Goal: Scan the listing below. Report each line that includes "工程中心区".

Supplied information:
+--

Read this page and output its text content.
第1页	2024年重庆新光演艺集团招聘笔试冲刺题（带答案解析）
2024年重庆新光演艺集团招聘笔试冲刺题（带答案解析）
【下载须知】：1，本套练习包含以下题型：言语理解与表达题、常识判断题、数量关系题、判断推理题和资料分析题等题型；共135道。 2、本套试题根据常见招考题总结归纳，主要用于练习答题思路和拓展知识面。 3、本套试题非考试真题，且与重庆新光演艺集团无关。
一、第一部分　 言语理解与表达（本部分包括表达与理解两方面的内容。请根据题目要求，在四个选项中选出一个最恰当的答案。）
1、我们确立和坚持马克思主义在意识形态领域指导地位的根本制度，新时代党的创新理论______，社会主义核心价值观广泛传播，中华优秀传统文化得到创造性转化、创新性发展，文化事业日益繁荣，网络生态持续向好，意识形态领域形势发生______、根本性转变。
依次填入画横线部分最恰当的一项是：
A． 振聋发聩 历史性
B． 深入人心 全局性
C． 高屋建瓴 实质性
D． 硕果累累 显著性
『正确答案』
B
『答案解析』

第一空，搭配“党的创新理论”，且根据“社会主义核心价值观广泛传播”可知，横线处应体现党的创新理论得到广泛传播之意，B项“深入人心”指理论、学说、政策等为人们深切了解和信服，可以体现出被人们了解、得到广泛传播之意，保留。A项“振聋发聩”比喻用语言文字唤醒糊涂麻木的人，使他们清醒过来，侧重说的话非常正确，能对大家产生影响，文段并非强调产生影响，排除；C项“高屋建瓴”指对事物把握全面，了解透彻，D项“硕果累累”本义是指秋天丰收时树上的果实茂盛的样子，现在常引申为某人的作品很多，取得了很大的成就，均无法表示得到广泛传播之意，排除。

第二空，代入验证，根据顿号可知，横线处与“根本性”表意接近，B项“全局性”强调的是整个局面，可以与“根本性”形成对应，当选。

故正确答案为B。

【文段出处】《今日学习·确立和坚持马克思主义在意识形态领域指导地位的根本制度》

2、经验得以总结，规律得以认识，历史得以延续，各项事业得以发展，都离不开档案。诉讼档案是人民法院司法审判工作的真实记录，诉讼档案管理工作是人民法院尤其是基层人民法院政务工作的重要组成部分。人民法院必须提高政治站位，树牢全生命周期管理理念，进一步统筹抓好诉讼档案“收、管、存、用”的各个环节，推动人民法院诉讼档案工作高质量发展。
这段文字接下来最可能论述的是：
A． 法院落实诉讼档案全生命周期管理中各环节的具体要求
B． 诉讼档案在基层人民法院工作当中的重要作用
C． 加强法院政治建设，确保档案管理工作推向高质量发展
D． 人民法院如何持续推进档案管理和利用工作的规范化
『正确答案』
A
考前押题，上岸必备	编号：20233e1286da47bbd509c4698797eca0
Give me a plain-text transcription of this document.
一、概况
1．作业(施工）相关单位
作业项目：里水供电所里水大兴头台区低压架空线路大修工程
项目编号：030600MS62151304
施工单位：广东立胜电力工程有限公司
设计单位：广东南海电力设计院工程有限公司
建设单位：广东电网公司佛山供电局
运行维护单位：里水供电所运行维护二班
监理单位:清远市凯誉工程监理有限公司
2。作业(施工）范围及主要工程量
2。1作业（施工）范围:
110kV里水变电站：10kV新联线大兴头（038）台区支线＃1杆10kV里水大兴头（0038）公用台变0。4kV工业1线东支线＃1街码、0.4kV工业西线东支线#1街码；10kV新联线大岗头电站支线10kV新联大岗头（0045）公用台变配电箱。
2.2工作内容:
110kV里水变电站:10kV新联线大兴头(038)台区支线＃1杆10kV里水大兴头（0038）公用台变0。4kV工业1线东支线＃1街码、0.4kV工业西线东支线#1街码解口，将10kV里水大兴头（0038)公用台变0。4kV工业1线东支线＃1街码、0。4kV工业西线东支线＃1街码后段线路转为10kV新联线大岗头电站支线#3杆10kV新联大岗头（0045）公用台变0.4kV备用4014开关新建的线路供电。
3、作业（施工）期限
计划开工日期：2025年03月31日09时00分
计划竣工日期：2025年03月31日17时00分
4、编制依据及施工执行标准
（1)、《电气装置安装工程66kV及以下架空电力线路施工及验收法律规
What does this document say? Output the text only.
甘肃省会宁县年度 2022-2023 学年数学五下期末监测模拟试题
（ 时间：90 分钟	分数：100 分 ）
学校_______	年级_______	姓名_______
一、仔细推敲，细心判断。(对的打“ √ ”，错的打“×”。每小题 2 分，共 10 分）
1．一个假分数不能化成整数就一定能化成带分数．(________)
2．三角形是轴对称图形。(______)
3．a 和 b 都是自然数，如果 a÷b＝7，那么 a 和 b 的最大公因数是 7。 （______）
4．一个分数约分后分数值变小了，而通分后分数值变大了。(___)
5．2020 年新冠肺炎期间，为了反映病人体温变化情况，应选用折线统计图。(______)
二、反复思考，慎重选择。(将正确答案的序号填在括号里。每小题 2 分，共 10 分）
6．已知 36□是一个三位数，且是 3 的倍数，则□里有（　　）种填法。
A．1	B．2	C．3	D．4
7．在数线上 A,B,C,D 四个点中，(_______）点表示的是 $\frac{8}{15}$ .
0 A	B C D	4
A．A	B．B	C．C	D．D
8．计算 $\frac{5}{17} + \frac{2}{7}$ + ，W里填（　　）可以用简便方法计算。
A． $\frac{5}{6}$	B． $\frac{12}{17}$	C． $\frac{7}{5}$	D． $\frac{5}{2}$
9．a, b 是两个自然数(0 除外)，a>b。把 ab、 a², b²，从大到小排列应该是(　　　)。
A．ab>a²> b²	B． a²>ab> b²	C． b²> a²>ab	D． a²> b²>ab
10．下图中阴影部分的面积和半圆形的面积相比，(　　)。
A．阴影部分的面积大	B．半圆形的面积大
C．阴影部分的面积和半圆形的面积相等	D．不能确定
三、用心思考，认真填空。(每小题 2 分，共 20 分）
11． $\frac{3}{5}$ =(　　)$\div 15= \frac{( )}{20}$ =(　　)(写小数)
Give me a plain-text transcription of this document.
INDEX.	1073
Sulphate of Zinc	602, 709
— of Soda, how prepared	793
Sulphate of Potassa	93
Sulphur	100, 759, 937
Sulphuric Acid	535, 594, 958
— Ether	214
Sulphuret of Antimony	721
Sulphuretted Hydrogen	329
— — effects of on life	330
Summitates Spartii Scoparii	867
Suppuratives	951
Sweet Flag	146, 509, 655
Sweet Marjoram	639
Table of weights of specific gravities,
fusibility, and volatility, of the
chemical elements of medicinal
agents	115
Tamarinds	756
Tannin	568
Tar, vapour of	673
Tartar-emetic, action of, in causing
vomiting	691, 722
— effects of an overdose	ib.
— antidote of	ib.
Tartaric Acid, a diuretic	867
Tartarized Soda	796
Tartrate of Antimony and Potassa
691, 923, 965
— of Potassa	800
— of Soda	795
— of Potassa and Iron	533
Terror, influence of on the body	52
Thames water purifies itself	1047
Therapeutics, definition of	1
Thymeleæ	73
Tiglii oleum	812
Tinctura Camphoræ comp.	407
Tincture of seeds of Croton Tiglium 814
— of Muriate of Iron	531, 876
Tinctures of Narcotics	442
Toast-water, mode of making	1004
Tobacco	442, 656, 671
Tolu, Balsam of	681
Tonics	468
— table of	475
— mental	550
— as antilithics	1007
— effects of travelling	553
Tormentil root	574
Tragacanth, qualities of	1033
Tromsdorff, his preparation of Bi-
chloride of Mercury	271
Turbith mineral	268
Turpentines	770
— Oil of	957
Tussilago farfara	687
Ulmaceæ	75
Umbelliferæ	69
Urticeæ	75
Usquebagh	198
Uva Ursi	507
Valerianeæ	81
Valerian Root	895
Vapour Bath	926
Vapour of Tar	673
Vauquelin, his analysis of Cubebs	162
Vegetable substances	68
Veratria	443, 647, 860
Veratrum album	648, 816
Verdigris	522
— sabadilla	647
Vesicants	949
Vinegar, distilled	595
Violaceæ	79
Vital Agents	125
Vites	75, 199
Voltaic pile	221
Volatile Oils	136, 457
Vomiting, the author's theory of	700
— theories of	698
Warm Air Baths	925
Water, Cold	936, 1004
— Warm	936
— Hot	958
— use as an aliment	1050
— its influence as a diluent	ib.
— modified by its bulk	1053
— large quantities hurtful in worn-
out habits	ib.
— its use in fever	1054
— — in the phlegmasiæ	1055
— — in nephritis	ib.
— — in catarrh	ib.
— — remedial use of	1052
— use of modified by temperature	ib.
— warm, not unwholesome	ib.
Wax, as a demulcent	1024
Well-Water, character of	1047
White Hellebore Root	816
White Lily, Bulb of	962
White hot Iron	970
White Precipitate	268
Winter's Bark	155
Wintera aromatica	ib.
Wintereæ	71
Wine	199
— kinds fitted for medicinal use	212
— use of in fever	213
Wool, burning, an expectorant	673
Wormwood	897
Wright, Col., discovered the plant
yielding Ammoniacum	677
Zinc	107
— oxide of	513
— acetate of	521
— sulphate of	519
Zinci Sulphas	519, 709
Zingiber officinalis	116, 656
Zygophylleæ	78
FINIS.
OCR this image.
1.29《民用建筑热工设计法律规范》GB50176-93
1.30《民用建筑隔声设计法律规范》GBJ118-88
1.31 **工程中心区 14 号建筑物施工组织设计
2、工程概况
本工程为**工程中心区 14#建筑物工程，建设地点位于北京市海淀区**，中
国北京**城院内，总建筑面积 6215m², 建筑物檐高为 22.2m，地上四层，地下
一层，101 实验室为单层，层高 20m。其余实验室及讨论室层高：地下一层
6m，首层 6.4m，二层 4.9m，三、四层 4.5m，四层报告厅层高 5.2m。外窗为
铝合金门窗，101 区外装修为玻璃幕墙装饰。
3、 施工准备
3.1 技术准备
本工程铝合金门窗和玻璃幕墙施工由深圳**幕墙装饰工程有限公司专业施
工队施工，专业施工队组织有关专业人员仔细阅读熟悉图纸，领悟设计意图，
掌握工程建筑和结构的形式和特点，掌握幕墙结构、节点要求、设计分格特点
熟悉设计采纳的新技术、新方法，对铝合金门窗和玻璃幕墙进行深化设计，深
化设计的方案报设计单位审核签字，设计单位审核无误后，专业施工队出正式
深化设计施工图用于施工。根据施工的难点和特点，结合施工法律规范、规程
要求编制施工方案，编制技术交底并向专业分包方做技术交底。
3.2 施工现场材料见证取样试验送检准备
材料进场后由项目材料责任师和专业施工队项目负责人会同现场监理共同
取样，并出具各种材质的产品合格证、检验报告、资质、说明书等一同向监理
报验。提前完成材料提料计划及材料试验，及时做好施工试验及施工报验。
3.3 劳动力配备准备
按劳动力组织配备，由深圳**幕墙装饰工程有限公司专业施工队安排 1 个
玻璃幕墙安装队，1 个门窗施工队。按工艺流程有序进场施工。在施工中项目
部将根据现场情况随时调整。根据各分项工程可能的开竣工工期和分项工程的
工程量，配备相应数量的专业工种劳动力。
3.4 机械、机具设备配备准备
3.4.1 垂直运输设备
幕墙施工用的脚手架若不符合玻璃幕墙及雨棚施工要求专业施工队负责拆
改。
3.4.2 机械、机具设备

+--

Answer to this problem:
1.31 **工程中心区 14 号建筑物施工组织设计
本工程为**工程中心区 14#建筑物工程，建设地点位于北京市海淀区**，中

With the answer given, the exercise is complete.